• [STATED EXERCISE]: Give the number of lines in the data that hold the word "心脾两虚", and nothing else.

• [SUPPLIED MATERIAL]:
====

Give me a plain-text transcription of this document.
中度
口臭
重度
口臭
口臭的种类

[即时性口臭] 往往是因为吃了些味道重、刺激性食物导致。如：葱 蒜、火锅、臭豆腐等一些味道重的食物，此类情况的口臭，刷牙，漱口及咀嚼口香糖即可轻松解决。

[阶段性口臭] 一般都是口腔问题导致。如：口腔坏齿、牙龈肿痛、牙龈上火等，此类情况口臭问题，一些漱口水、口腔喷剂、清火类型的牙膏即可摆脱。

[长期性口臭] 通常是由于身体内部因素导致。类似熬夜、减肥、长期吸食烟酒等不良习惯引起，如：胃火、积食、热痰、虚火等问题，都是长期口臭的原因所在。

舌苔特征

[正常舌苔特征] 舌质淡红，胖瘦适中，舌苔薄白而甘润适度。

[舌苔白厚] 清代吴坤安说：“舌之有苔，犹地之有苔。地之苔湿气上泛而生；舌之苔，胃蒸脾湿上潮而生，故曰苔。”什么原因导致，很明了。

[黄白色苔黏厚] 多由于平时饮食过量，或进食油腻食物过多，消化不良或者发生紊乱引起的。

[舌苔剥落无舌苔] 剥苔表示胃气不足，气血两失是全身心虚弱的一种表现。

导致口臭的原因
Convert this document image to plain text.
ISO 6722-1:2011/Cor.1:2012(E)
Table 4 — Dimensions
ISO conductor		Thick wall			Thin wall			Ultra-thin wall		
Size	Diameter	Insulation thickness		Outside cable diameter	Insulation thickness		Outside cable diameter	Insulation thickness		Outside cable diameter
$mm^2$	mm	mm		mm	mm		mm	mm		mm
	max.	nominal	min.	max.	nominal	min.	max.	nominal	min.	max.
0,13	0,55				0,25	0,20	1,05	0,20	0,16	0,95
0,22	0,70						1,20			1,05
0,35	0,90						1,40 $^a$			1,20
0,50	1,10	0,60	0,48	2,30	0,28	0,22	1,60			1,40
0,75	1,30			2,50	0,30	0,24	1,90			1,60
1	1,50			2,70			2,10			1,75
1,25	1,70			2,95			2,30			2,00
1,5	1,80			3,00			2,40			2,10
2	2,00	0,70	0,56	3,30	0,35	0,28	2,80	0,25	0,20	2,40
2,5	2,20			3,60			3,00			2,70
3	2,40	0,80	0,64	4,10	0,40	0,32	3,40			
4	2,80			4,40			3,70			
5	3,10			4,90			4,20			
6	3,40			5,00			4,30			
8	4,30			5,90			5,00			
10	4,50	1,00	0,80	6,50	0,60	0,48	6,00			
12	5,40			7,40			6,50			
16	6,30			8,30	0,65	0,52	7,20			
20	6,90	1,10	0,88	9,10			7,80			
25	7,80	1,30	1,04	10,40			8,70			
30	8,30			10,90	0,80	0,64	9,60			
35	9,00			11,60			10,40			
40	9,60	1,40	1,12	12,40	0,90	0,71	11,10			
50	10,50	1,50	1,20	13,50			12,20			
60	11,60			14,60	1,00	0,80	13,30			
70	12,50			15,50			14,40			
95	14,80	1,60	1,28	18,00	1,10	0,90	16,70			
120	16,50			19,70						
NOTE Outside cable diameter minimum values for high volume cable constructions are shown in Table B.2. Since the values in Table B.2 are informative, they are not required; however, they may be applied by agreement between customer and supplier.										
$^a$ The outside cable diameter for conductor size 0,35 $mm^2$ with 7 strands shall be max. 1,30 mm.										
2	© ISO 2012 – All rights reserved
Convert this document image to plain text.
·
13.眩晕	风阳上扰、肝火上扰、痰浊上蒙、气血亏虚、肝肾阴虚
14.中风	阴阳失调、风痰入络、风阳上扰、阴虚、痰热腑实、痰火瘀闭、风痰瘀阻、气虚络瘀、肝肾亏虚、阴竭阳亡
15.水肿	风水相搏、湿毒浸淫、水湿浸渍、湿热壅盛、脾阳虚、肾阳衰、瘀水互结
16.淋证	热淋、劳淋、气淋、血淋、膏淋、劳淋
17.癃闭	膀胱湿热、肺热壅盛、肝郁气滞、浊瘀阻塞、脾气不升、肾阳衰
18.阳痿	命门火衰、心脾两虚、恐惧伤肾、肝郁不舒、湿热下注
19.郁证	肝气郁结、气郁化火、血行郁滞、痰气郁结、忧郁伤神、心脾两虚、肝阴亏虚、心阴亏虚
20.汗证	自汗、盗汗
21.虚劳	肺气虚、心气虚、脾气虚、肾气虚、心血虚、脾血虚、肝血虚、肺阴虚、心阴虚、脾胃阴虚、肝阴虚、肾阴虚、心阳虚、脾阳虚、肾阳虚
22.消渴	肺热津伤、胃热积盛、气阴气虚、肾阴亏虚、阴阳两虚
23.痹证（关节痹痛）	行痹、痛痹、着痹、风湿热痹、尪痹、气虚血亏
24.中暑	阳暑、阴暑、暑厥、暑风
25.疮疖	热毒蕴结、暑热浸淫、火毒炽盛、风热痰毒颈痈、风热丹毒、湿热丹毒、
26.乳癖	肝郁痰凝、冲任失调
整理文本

====

• [WRITTEN REPLY]: 2